● **WHAT YOU WILL DO**
Read the records and gather each line that includes "content".

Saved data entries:
— start —

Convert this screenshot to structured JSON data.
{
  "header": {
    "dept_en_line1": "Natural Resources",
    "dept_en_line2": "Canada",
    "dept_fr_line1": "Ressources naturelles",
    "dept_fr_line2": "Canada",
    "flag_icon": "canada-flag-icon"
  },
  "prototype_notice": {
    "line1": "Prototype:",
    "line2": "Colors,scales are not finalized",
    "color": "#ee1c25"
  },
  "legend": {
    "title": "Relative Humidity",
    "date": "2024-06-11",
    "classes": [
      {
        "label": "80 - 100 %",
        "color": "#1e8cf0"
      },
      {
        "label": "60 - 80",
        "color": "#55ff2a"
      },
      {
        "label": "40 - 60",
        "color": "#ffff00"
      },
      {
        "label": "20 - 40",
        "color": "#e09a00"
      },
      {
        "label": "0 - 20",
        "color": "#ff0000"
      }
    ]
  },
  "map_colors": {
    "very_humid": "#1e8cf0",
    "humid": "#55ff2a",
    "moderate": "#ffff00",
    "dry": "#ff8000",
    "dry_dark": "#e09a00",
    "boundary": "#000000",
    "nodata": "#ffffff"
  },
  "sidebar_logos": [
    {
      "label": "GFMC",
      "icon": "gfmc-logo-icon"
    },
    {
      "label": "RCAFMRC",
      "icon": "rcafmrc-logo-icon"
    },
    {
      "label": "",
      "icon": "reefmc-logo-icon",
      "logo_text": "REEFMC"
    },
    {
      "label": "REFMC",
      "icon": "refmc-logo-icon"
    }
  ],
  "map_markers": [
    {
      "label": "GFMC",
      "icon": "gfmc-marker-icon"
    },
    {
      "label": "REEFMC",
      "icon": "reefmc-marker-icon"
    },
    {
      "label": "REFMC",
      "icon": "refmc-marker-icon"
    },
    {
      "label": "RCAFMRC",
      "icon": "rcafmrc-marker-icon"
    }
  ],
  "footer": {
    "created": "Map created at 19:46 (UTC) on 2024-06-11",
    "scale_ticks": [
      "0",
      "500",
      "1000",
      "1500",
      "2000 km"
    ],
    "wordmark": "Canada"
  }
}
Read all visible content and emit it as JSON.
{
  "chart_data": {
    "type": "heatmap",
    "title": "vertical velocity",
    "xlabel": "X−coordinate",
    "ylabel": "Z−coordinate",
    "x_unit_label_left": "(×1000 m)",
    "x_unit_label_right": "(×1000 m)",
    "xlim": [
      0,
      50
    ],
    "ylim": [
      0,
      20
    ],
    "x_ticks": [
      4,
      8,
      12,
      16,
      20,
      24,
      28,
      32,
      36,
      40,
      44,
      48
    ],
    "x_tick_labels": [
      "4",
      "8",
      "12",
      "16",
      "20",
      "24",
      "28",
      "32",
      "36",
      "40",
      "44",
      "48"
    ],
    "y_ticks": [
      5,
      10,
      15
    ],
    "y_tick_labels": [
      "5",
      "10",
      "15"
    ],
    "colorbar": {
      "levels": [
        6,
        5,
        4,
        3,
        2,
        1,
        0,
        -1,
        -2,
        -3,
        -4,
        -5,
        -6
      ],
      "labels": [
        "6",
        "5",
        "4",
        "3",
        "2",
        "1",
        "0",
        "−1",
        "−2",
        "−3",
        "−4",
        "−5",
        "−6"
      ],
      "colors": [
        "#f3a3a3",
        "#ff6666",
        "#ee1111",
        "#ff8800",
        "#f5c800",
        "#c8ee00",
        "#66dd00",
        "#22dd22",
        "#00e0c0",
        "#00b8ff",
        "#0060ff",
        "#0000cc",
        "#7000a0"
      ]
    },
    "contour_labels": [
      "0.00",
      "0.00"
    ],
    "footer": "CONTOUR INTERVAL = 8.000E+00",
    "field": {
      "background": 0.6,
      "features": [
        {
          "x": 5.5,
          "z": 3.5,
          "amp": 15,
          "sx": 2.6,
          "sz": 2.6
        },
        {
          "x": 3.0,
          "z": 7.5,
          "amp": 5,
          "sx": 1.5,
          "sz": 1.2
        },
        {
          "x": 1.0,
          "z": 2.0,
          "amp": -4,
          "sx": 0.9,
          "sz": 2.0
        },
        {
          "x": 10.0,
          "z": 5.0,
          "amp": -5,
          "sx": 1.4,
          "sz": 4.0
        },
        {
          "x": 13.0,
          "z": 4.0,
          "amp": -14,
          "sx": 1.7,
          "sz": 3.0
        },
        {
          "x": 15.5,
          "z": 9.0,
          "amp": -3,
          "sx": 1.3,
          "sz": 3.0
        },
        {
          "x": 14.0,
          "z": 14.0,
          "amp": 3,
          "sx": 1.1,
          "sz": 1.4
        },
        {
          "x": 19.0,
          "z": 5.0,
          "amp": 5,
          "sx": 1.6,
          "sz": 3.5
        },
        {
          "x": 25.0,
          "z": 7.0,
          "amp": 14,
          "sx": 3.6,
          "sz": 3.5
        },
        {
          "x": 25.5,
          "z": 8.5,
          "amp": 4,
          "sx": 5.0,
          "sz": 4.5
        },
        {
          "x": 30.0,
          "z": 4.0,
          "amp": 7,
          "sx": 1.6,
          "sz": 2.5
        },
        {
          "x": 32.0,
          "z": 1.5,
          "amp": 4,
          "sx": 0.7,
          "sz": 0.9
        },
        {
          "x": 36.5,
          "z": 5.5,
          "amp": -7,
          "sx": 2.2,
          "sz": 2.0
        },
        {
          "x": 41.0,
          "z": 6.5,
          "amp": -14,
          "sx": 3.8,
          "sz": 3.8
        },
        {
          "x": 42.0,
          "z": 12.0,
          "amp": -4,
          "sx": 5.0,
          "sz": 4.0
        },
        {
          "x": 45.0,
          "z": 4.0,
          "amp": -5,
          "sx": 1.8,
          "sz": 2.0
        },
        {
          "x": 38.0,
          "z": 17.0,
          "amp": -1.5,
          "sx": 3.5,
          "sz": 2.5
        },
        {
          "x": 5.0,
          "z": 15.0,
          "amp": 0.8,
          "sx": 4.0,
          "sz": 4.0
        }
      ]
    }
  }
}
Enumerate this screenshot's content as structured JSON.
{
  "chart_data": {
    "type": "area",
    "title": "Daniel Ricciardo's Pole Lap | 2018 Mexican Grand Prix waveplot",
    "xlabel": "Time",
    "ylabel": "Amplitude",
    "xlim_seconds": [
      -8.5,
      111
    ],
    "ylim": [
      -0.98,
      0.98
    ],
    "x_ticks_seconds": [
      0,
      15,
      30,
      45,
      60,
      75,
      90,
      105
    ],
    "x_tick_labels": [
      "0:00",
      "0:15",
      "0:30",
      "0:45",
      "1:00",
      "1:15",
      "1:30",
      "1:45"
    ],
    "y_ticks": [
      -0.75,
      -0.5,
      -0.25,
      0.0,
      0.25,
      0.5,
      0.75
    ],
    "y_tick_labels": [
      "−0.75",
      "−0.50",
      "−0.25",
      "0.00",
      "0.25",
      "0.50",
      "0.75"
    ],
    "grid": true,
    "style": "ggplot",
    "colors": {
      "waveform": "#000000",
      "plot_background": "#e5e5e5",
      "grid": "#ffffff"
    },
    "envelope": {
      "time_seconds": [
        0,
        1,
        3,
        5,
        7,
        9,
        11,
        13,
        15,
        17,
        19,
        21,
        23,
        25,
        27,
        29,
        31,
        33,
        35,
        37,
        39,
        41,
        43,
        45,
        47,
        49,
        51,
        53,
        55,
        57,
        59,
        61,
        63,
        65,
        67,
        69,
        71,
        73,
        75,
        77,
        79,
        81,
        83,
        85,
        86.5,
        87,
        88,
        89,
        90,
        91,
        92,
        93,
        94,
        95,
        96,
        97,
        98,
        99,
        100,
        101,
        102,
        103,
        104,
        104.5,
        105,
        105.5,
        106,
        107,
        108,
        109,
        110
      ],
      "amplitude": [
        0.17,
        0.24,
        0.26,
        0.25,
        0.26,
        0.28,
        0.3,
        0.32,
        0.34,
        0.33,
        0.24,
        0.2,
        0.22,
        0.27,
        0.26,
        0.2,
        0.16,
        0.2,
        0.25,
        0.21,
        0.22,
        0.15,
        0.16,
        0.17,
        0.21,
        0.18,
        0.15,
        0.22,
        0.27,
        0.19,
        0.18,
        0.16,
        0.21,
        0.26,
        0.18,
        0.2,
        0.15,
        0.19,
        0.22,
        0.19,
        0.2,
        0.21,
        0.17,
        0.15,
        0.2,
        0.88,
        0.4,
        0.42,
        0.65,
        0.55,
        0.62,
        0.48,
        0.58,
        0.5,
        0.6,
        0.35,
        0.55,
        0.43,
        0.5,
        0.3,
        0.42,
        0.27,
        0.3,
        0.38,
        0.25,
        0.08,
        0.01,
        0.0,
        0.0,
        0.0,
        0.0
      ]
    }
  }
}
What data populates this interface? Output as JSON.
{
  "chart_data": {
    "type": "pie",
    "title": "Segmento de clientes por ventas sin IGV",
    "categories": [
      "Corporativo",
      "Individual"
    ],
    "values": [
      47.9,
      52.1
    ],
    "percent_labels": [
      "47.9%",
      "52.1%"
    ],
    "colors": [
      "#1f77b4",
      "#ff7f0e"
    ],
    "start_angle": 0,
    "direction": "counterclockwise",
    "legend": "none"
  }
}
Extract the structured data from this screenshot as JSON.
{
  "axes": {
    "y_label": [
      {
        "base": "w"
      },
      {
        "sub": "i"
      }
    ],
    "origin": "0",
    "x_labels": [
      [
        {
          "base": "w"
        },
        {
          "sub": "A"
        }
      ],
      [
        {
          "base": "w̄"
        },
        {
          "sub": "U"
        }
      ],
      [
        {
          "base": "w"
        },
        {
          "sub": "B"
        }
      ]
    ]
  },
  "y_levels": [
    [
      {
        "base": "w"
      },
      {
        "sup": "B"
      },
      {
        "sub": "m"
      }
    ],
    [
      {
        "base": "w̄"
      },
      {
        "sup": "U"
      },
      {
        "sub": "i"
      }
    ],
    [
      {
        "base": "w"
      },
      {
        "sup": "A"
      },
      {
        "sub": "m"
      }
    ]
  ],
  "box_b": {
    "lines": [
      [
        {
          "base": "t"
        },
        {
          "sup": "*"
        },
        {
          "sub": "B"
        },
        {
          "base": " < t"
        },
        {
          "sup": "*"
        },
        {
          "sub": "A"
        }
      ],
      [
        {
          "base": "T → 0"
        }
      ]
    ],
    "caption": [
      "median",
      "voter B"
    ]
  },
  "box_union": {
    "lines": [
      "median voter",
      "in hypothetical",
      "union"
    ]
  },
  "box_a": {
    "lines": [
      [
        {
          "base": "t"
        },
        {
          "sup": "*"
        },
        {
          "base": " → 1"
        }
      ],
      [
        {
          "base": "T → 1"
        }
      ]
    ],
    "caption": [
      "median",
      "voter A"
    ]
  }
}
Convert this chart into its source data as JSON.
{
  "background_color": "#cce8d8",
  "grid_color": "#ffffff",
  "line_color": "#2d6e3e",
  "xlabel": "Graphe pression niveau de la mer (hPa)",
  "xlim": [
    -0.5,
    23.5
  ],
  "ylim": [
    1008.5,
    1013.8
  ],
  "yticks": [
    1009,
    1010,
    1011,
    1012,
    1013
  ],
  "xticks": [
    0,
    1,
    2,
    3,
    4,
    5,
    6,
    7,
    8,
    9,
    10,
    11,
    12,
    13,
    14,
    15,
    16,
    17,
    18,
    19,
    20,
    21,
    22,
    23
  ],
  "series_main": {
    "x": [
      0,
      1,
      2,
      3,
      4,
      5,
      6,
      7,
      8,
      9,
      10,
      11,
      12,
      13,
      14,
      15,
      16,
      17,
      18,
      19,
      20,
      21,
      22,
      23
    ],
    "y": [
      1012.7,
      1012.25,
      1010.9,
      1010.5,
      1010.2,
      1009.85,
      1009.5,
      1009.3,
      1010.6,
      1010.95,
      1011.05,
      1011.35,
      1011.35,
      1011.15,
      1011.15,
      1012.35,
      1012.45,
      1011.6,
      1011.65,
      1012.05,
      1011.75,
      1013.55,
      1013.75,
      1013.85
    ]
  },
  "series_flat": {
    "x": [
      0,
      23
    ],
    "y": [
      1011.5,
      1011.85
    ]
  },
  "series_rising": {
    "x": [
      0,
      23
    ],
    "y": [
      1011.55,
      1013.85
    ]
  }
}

— end —

● **REPLY**
Read all visible content and emit it as JSON.
Enumerate this screenshot's content as structured JSON.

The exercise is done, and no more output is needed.